Como presente de casamento, Miles o leva para uma viagem. Fanático por vinhos, Miles tem a intenção de passar uma semana inesquecível, visitando vinícolas, provando a maior quantidade de vinho que os dois suportarem, jogando golfe e apreciando os melhores restaurantes que encontrarem pelo caminho.
Se você assistiu ao longa Sideways - entre umas e outras, estrelado por Paul Giamatti e Thomas Haden Church, conhece essa história. Mas não estou aqui para falar do filme. E sim do livro que deu origem a ele, Amigos e vinhos, mulheres à parte, do escritor americano Rex Pickett.
Publicado no Brasil pela editora Rocco no início deste ano, Amigos e vinhos, mulheres à parte tem 379 páginas de leitura fácil, empolgante e muito divertida.
O Oscar de melhor roteiro adaptado (por Alexander Payne - que também dirigiu o filme - e Jim Taylor) que Sideways ganhou foi mesmo bem merecido. Grande parte do sucesso da adaptação se deve ao forte apelo cinematográfico que tem o romance.
Miles, o narrador, vê aquela semana com Jack - até pouco tempo um solteirão incorrigível - não só como uma despedida de solteiro, mas também como o fim da relação de amizade que eles mantiveram por tantos anos, pois são amigos desde os tempos da faculdade. Após o casamento, Jack terá outros afazeres, assumirá responsabilidades, e terá de se afastar dos amigos, se quiser ter sucesso na vida de casado. É o que pensa Miles.
Jack vê a viagem com outros olhos. Para ele, aquela é a sua última chance de conquistar mulheres e aproveitar seus últimos dias sem aliança na mão esquerda. Além de ser uma ótima chance para ajudar o amigo a conseguir uma garota, coisa que Miles não consegue há tempos.
A vontade do "escritor frustrado" é deixar as mulheres à parte. Mas nem bem chegam em Santa Inez, paraíso vinícola da Califórnia (é o que o livro me faz proclamar), e Jack já inicia sua "caçada".

**TAREFAS A REALIZAR**
1. De acordo com o trecho sobre o livro Amigos e vinhos, mulheres à parte, qual editora o publicou no Brasil?
2. Reproduza a parte do trecho sobre o livro que começa em "Se você assistiu" e segue até "americano Rex Pickett.".
O material apresentado adiante não tem relação com o trecho.

[Dados de disposição espacial]
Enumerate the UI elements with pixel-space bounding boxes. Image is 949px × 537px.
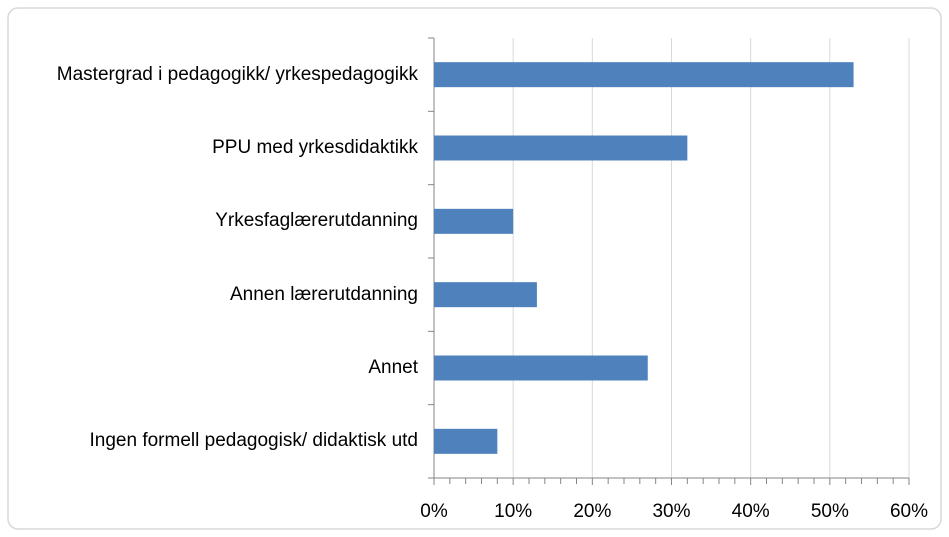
bar [434, 208, 514, 234]
bar [434, 355, 648, 381]
bar [434, 135, 688, 161]
y-tick-label-box: PPU med yrkesdidaktikk [212, 113, 418, 183]
y-tick-label: Annet [368, 357, 418, 378]
x-tick-label: 50% [811, 501, 849, 522]
x-tick-label: 30% [652, 501, 690, 522]
y-tick-label: Ingen formell pedagogisk/ didaktisk utd [89, 430, 418, 452]
y-tick-label-box: Ingen formell pedagogisk/ didaktisk utd [90, 406, 418, 476]
y-tick-label-box: Yrkesfaglærerutdanning [215, 186, 418, 256]
x-tick-label: 0% [420, 501, 448, 522]
x-tick-label: 60% [890, 501, 928, 522]
bar [434, 62, 854, 88]
y-tick-label: Mastergrad i pedagogikk/ yrkespedagogikk [56, 63, 418, 85]
y-tick-label: Annen lærerutdanning [229, 283, 418, 305]
y-tick-label-box: Mastergrad i pedagogikk/ yrkespedagogikk [57, 40, 418, 110]
y-tick-label-box: Annet [368, 333, 418, 403]
y-tick-label: PPU med yrkesdidaktikk [212, 137, 418, 158]
x-tick-label: 10% [494, 501, 532, 522]
x-tick-label: 20% [573, 501, 611, 522]
bar [434, 428, 498, 454]
y-tick-label-box: Annen lærerutdanning [230, 260, 418, 330]
y-tick-label: Yrkesfaglærerutdanning [215, 210, 418, 232]
bar [434, 282, 537, 308]
x-tick-label: 40% [732, 501, 770, 522]
chart-border [7, 7, 942, 530]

**RESPOSTAS A SEGUIR**
1. A editora Rocco.

2.
Se você assistiu ao longa Sideways - entre umas e outras, estrelado por Paul Giamatti e Thomas Haden Church, conhece essa história. Mas não estou aqui para falar do filme. E sim do livro que deu origem a ele, Amigos e vinhos, mulheres à parte, do escritor americano Rex Pickett.